Tennessee had a great regular season for the second straight year — and a disappointing postseason exit to match. How should fans look back on this team?

NCAA Basketball: NCAA Tournament-South Regional-Purdue vs Tennessee Thomas J. Russo-USA TODAY Sports

With now several days to digest and reflect upon Tennessee’s Sweet Sixteen loss to Purdue, I began to wonder how this Tennessee basketball team will be remembered. But as is the case with anything in life, the answer to that will vary wildly. Maybe the more important question is, how should it be remembered?

From November until the very end, this group was one of the most fun teams not just in Tennessee basketball history, but that I have ever watched in sports. This Vols team was a group of underdogs which fought its way up from the bottom of the SEC to the No. 1 ranking in the country and one which was endlessly likable and endearing. Every time it stepped on the court, you could see how much chemistry the team had and how much the players all truly cherished playing with each other.

After an overtime loss to then-No. 2 Kansas on Thanksgiving weekend, Tennessee looked like a bona fide national championship contender for two months, reeling off a program-record 19 consecutive wins.

The Vols went on to beat No. 1 Gonzaga on a neutral court in one of the best college basketball games of the year. They went 6-1 versus rivals Kentucky, Vanderbilt and Florida. Their 31 wins tied the program record for a season. They were ranked No. 1 for four of the five weeks in program history.

Not to mention Rick Barnes winning the USBWA National Coach of the Year award, Grant Williams winning a second consecutive SEC Player of the Year award and being a First Team All-American and Admiral Schofield finishing his Tennessee career as a First Team All-SEC performer.

But with what can only be considered an untimely exit from the NCAA Tournament in the regional semifinal, does any of that matter? The dilemma lies in the truly remarkable nature of the team’s accomplishments contrasted against another disappointing ending.

This Tennessee basketball team offered a plethora of amazing moments. But how should those be weighed against a second straight heartbreaking defeat to end the season?

I ask because I’m honestly unsure. Again, this basketball season provided some moments fans will remember fondly for the rest of their lives. But now any of those moments will indelibly be followed by Williams’ go-ahead dunk, the ball probably going out off Carsen Edwards on Purdue’s final possession and then Lamonte Turner’s “foul”.

#### [WHAT TO DO]
A - In the Tennessee basketball article, how many consecutive wins did the team put together after its overtime loss to Kansas?
B - Reproduce the part of the Tennessee basketball article that opens with the words containing "Not to mention" and closes with "another disappointing ending.".

Stored entries
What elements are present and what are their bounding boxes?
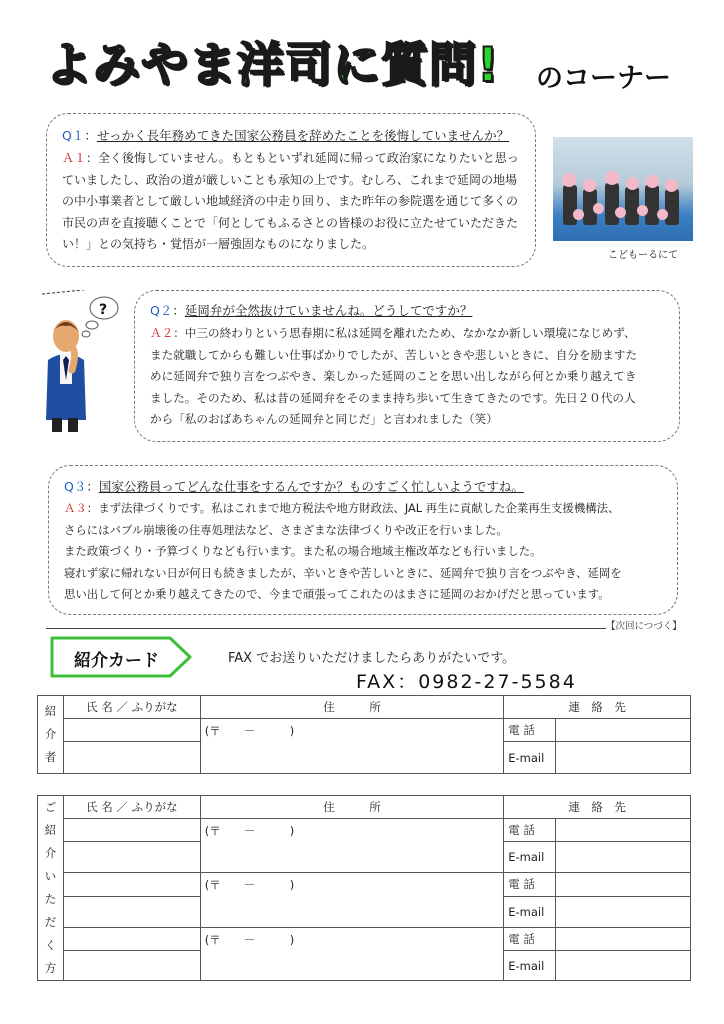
contact-header: 連 絡 先 — [504, 796, 691, 819]
answer-line: また政策づくり・予算づくりなども行います。また私の場合地域主権改革なども行いました。 — [64, 544, 542, 559]
referred-label: ご 紹 介 い た だ く 方 — [38, 796, 64, 981]
contact-header: 連 絡 先 — [504, 696, 691, 719]
question-text: 国家公務員ってどんな仕事をするんですか？ものすごく忙しいようですね。 — [98, 479, 524, 494]
furigana-field[interactable] — [63, 873, 200, 896]
page-title: よみやま洋司に質問! — [45, 38, 500, 93]
name-field[interactable] — [63, 742, 200, 774]
email-field[interactable] — [556, 951, 691, 981]
furigana-field[interactable] — [63, 927, 200, 950]
email-label: E-mail — [504, 742, 556, 774]
address-header: 住 所 — [200, 696, 504, 719]
event-photo — [553, 137, 693, 241]
answer-line: また就職してからも難しい仕事ばかりでしたが、苦しいときや悲しいときに、自分を励ますた — [150, 347, 637, 362]
answer-3 — [64, 498, 676, 606]
address-header: 住 所 — [200, 796, 504, 819]
answer-line: ：まず法律づくりです。私はこれまで地方税法や地方財政法、JAL 再生に貢献した企業再生支援機構法、 — [86, 501, 620, 515]
question-text: せっかく長年務めてきた国家公務員を辞めたことを後悔していませんか？ — [96, 128, 510, 143]
card-tab-label: 紹介カード — [74, 651, 159, 671]
answer-line: めに延岡弁で独り言をつぶやき、楽しかった延岡のことを思い出しながら何とか乗り越えてき — [150, 369, 637, 384]
address-field[interactable] — [200, 719, 504, 774]
answer-line: ：中三の終わりという思春期に私は延岡を離れたため、なかなか新しい環境になじめず、 — [173, 326, 636, 340]
thinking-man-illustration — [42, 290, 122, 440]
fax-note: FAX でお送りいただけましたらありがたいです。 — [228, 651, 516, 666]
furigana-field[interactable] — [63, 719, 200, 742]
email-field[interactable] — [556, 742, 691, 774]
fax-number: FAX：0982-27-5584 — [356, 671, 577, 693]
email-field[interactable] — [556, 842, 691, 873]
question-1: Q１：せっかく長年務めてきた国家公務員を辞めたことを後悔していませんか？ — [62, 128, 510, 143]
address-field[interactable] — [200, 873, 504, 927]
answer-1 — [62, 148, 532, 256]
answer-line: 思い出して何とか乗り越えてきたので、今まで頑張ってこれたのはまさに延岡のおかげだと思っています。 — [64, 587, 610, 602]
phone-field[interactable] — [556, 719, 691, 742]
phone-field[interactable] — [556, 927, 691, 950]
phone-label: 電 話 — [504, 927, 556, 950]
answer-line: から「私のおばあちゃんの延岡弁と同じだ」と言われました（笑） — [150, 412, 498, 427]
answer-line: ていましたし、政治の道が厳しいことも承知の上です。むしろ、これまで延岡の地場 — [62, 172, 518, 187]
introducer-table — [37, 695, 691, 774]
svg-text:?: ? — [99, 302, 108, 318]
answer-line: ました。そのため、私は昔の延岡弁をそのまま持ち歩いて生きてきたのです。先日２０代の人 — [150, 390, 636, 405]
referred-table — [37, 795, 691, 981]
answer-label: Ａ２ — [150, 326, 174, 340]
page-subtitle: のコーナー — [536, 63, 671, 94]
postal-code-label: (〒 － ) — [204, 878, 295, 893]
phone-label: 電 話 — [504, 819, 556, 842]
phone-field[interactable] — [556, 873, 691, 896]
answer-line: の中小事業者として厳しい地域経済の中走り回り、また昨年の参院選を通じて多くの — [62, 194, 519, 209]
postal-code-label: (〒 － ) — [204, 932, 295, 947]
question-2: Q２：延岡弁が全然抜けていませんね。どうしてですか？ — [150, 303, 473, 318]
answer-line: い！」との気持ち・覚悟が一層強固なものになりました。 — [62, 237, 375, 252]
question-text: 延岡弁が全然抜けていませんね。どうしてですか？ — [184, 303, 473, 318]
answer-line: 寝れず家に帰れない日が何日も続きましたが、辛いときや苦しいときに、延岡弁で独り言をつぶやき、延岡を — [64, 565, 622, 580]
email-label: E-mail — [504, 842, 556, 873]
furigana-field[interactable] — [63, 819, 200, 842]
name-header: 氏 名 ／ ふりがな — [63, 696, 200, 719]
email-field[interactable] — [556, 896, 691, 927]
postal-code-label: (〒 － ) — [204, 724, 295, 738]
answer-line: 市民の声を直接聴くことで「何としてもふるさとの皆様のお役に立たせていただきた — [62, 215, 519, 230]
section-divider — [46, 628, 606, 629]
question-label: Q２ — [150, 303, 173, 318]
photo-caption: こどもーるにて — [608, 250, 678, 261]
phone-field[interactable] — [556, 819, 691, 842]
question-label: Q１ — [62, 128, 85, 143]
name-field[interactable] — [63, 951, 200, 981]
answer-label: Ａ３ — [64, 501, 87, 515]
answer-line: ：全く後悔していません。もともといずれ延岡に帰って政治家になりたいと思っ — [86, 151, 519, 165]
name-header: 氏 名 ／ ふりがな — [63, 796, 200, 819]
address-field[interactable] — [200, 927, 504, 980]
question-3: Q３：国家公務員ってどんな仕事をするんですか？ものすごく忙しいようですね。 — [64, 479, 524, 494]
email-label: E-mail — [504, 896, 556, 927]
introducer-label: 紹 介 者 — [38, 696, 64, 774]
address-field[interactable] — [200, 819, 504, 873]
answer-2 — [150, 323, 676, 431]
phone-label: 電 話 — [504, 719, 556, 742]
question-label: Q３ — [64, 479, 87, 494]
answer-label: Ａ１ — [62, 151, 87, 165]
answer-line: さらにはバブル崩壊後の住専処理法など、さまざまな法律づくりや改正を行いました。 — [64, 522, 508, 537]
email-label: E-mail — [504, 951, 556, 981]
name-field[interactable] — [63, 896, 200, 927]
continued-note: 【次回につづく】 — [606, 621, 682, 632]
postal-code-label: (〒 － ) — [204, 824, 295, 838]
name-field[interactable] — [63, 842, 200, 873]
phone-label: 電 話 — [504, 873, 556, 896]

#### [SOLUTION SET]
A - Tennessee won 19 consecutive games, a program record.

B -
Not to mention Rick Barnes winning the USBWA National Coach of the Year award, Grant Williams winning a second consecutive SEC Player of the Year award and being a First Team All-American and Admiral Schofield finishing his Tennessee career as a First Team All-SEC performer.

But with what can only be considered an untimely exit from the NCAA Tournament in the regional semifinal, does any of that matter? The dilemma lies in the truly remarkable nature of the team’s accomplishments contrasted against another disappointing ending.